Recorded data

__________________________________________________

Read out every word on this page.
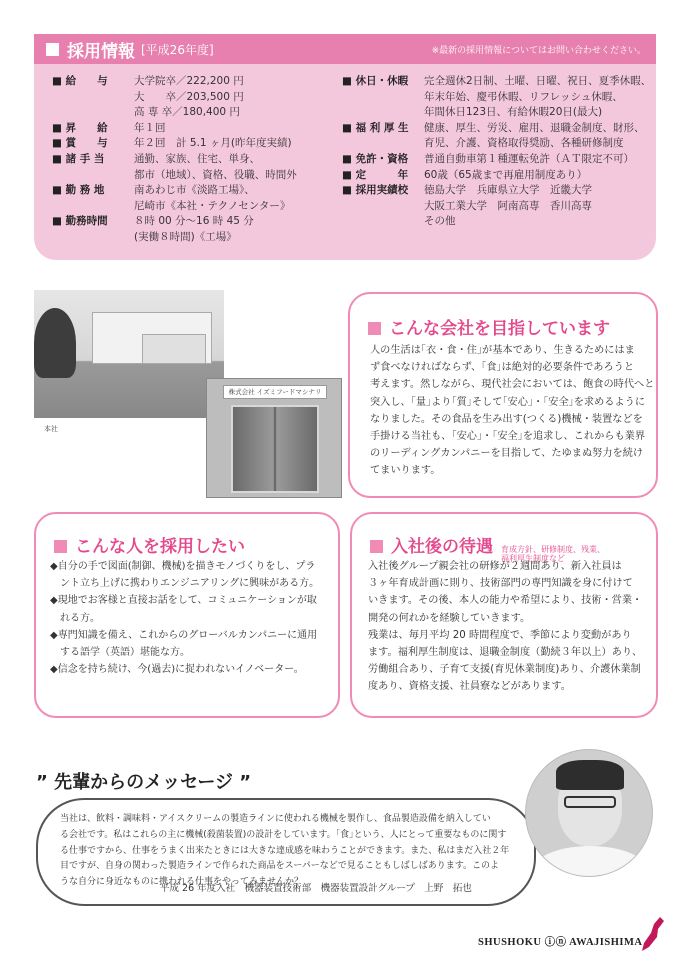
採用情報 [平成26年度]	※最新の採用情報についてはお問い合わせください。
■ 給　　与	大学院卒／222,200 円
大　　卒／203,500 円
高 専 卒／180,400 円
■ 昇　　給	年１回
■ 賞　　与	年２回　計 5.1 ヶ月(昨年度実績)
■ 諸 手 当	通勤、家族、住宅、単身、
都市（地域）、資格、役職、時間外
■ 勤 務 地	南あわじ市《淡路工場》、
尼崎市《本社・テクノセンター》
■ 勤務時間	８時 00 分〜16 時 45 分
(実働８時間)《工場》
■ 休日・休暇	完全週休2日制、土曜、日曜、祝日、夏季休暇、
年末年始、慶弔休暇、リフレッシュ休暇、
年間休日123日、有給休暇20日(最大)
■ 福 利 厚 生	健康、厚生、労災、雇用、退職金制度、財形、
育児、介護、資格取得奨励、各種研修制度
■ 免許・資格	普通自動車第１種運転免許（ＡＴ限定不可）
■ 定　　　年	60歳（65歳まで再雇用制度あり）
■ 採用実績校	徳島大学　兵庫県立大学　近畿大学
大阪工業大学　阿南高専　香川高専
その他
本社
株式会社 イズミフードマシナリ
こんな会社を目指しています

人の生活は｢衣・食・住｣が基本であり、生きるためにはま

ず食べなければならず、｢食｣は絶対的必要条件であろうと

考えます。然しながら、現代社会においては、飽食の時代へと

突入し、｢量｣より｢質｣そして｢安心｣・｢安全｣を求めるように

なりました。その食品を生み出す(つくる)機械・装置などを

手掛ける当社も、｢安心｣・｢安全｣を追求し、これからも業界

のリーディングカンパニーを目指して、たゆまぬ努力を続け

てまいります。

こんな人を採用したい

◆自分の手で図面(制御、機械)を描きモノづくりをし、プラ

　ント立ち上げに携わりエンジニアリングに興味がある方。

◆現地でお客様と直接お話をして、コミュニケーションが取

　れる方。

◆専門知識を備え、これからのグローバルカンパニーに通用

　する語学（英語）堪能な方。

◆信念を持ち続け、今(過去)に捉われないイノベーター。

入社後の待遇 育成方針、研修制度、残業、福利厚生制度など

入社後グループ親会社の研修が２週間あり、新入社員は

３ヶ年育成計画に則り、技術部門の専門知識を身に付けて

いきます。その後、本人の能力や希望により、技術・営業・

開発の何れかを経験していきます。

残業は、毎月平均 20 時間程度で、季節により変動があり

ます。福利厚生制度は、退職金制度（勤続３年以上）あり、

労働組合あり、子育て支援(育児休業制度)あり、介護休業制

度あり、資格支援、社員寮などがあります。

” 先輩からのメッセージ ”

当社は、飲料・調味料・アイスクリームの製造ラインに使われる機械を製作し、食品製造設備を納入してい

る会社です。私はこれらの主に機械(殺菌装置)の設計をしています。｢食｣という、人にとって重要なものに関す

る仕事ですから、仕事をうまく出来たときには大きな達成感を味わうことができます。また、私はまだ入社２年

目ですが、自身の関わった製造ラインで作られた商品をスーパーなどで見ることもしばしばあります。このよ

うな自分に身近なものに携われる仕事をやってみませんか？

平成 26 年度入社　機器装置技術部　機器装置設計グループ　上野　拓也
SHUSHOKU ⓘⓝ AWAJISHIMA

__________________________________________________

Description of the task
Copy out all lines from the material above that contain the string "退職金制度".

The result
■ 福 利 厚 生	健康、厚生、労災、雇用、退職金制度、財形、
ます。福利厚生制度は、退職金制度（勤続３年以上）あり、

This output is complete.